## Provided data
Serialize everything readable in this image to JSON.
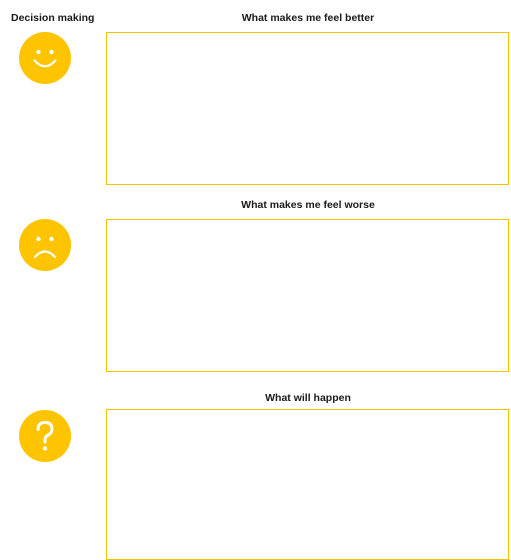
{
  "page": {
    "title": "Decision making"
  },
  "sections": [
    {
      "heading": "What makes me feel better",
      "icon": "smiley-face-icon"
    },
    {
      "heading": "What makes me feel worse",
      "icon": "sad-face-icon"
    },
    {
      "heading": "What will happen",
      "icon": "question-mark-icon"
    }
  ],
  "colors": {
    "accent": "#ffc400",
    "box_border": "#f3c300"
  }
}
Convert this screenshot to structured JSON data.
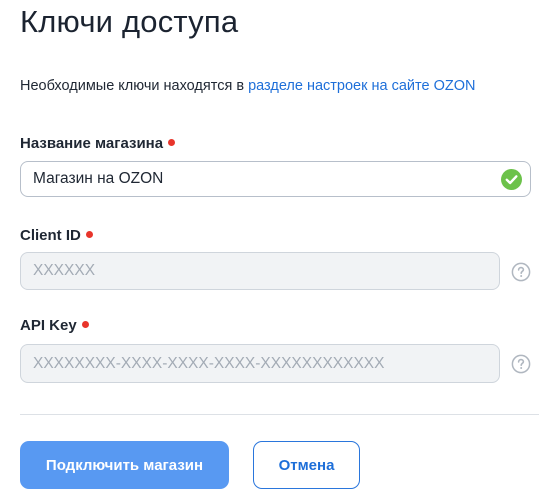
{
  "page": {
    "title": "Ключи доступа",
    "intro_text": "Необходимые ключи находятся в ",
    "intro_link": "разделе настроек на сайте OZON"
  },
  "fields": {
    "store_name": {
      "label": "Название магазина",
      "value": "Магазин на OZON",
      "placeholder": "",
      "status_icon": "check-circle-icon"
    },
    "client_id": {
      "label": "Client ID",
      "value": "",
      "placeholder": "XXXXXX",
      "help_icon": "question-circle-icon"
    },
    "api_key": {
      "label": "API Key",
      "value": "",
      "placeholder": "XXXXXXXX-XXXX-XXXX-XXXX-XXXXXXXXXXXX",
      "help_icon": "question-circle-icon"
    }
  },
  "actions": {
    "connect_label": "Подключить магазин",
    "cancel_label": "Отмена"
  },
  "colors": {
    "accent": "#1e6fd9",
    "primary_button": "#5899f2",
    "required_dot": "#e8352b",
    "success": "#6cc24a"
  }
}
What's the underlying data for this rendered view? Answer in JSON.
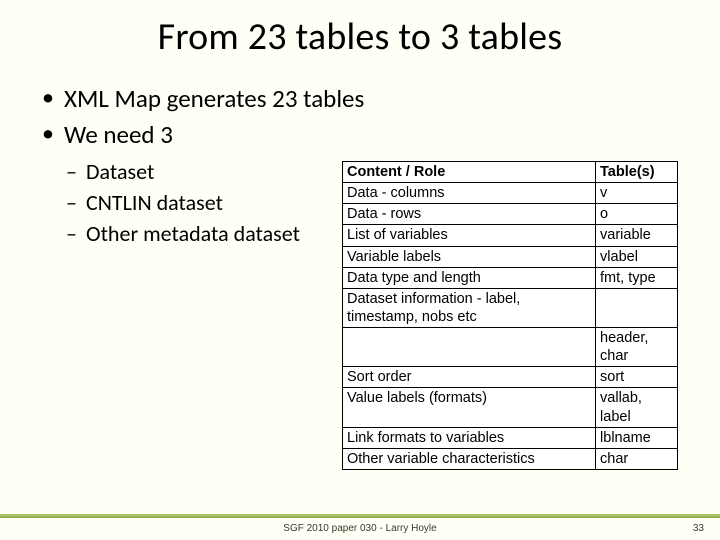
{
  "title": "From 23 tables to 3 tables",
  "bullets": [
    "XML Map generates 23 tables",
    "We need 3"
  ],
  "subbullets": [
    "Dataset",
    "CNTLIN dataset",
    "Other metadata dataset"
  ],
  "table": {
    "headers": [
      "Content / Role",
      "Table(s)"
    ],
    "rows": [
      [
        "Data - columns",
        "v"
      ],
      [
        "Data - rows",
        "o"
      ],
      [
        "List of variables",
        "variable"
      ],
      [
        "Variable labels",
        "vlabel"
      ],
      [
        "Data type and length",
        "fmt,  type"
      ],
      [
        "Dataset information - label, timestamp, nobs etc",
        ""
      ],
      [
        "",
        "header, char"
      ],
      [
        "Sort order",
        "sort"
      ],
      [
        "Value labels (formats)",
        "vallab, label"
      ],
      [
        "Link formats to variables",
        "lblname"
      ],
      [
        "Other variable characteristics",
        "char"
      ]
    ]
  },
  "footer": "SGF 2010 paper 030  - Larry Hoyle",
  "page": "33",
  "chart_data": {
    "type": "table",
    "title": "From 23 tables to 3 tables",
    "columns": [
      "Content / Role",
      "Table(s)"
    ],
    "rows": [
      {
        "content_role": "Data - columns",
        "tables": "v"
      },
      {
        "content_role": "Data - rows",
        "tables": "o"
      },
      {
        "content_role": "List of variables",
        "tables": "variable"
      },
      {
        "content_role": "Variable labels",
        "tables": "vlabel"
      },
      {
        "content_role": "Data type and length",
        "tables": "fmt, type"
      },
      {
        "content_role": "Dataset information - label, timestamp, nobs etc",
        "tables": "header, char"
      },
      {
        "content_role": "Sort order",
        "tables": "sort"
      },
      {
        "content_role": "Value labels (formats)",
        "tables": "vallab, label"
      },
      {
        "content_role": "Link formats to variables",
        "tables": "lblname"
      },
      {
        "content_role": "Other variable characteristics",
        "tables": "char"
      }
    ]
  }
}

## Task to complete
Would you set down the listing exactly, omitting pictures?

## Response to the task
Serialize everything readable in this image to JSON.
{
  "page": {
    "title": "Decision making"
  },
  "sections": [
    {
      "heading": "What makes me feel better",
      "icon": "smiley-face-icon"
    },
    {
      "heading": "What makes me feel worse",
      "icon": "sad-face-icon"
    },
    {
      "heading": "What will happen",
      "icon": "question-mark-icon"
    }
  ],
  "colors": {
    "accent": "#ffc400",
    "box_border": "#f3c300"
  }
}
Convert this screenshot to structured JSON data.
{
  "page": {
    "title": "Ключи доступа",
    "intro_text": "Необходимые ключи находятся в ",
    "intro_link": "разделе настроек на сайте OZON"
  },
  "fields": {
    "store_name": {
      "label": "Название магазина",
      "value": "Магазин на OZON",
      "placeholder": "",
      "status_icon": "check-circle-icon"
    },
    "client_id": {
      "label": "Client ID",
      "value": "",
      "placeholder": "XXXXXX",
      "help_icon": "question-circle-icon"
    },
    "api_key": {
      "label": "API Key",
      "value": "",
      "placeholder": "XXXXXXXX-XXXX-XXXX-XXXX-XXXXXXXXXXXX",
      "help_icon": "question-circle-icon"
    }
  },
  "actions": {
    "connect_label": "Подключить магазин",
    "cancel_label": "Отмена"
  },
  "colors": {
    "accent": "#1e6fd9",
    "primary_button": "#5899f2",
    "required_dot": "#e8352b",
    "success": "#6cc24a"
  }
}
What's the underlying data for this rendered view? Answer in JSON.
{
  "title": "From 23 tables to 3 tables",
  "bullets": [
    "XML Map generates 23 tables",
    "We need 3"
  ],
  "subbullets": [
    "Dataset",
    "CNTLIN dataset",
    "Other metadata dataset"
  ],
  "table": {
    "headers": [
      "Content / Role",
      "Table(s)"
    ],
    "rows": [
      [
        "Data - columns",
        "v"
      ],
      [
        "Data - rows",
        "o"
      ],
      [
        "List of variables",
        "variable"
      ],
      [
        "Variable labels",
        "vlabel"
      ],
      [
        "Data type and length",
        "fmt,  type"
      ],
      [
        "Dataset information - label, timestamp, nobs etc",
        ""
      ],
      [
        "",
        "header, char"
      ],
      [
        "Sort order",
        "sort"
      ],
      [
        "Value labels (formats)",
        "vallab, label"
      ],
      [
        "Link formats to variables",
        "lblname"
      ],
      [
        "Other variable characteristics",
        "char"
      ]
    ]
  },
  "footer": "SGF 2010 paper 030  - Larry Hoyle",
  "page": "33",
  "chart_data": {
    "type": "table",
    "title": "From 23 tables to 3 tables",
    "columns": [
      "Content / Role",
      "Table(s)"
    ],
    "rows": [
      {
        "content_role": "Data - columns",
        "tables": "v"
      },
      {
        "content_role": "Data - rows",
        "tables": "o"
      },
      {
        "content_role": "List of variables",
        "tables": "variable"
      },
      {
        "content_role": "Variable labels",
        "tables": "vlabel"
      },
      {
        "content_role": "Data type and length",
        "tables": "fmt, type"
      },
      {
        "content_role": "Dataset information - label, timestamp, nobs etc",
        "tables": "header, char"
      },
      {
        "content_role": "Sort order",
        "tables": "sort"
      },
      {
        "content_role": "Value labels (formats)",
        "tables": "vallab, label"
      },
      {
        "content_role": "Link formats to variables",
        "tables": "lblname"
      },
      {
        "content_role": "Other variable characteristics",
        "tables": "char"
      }
    ]
  }
}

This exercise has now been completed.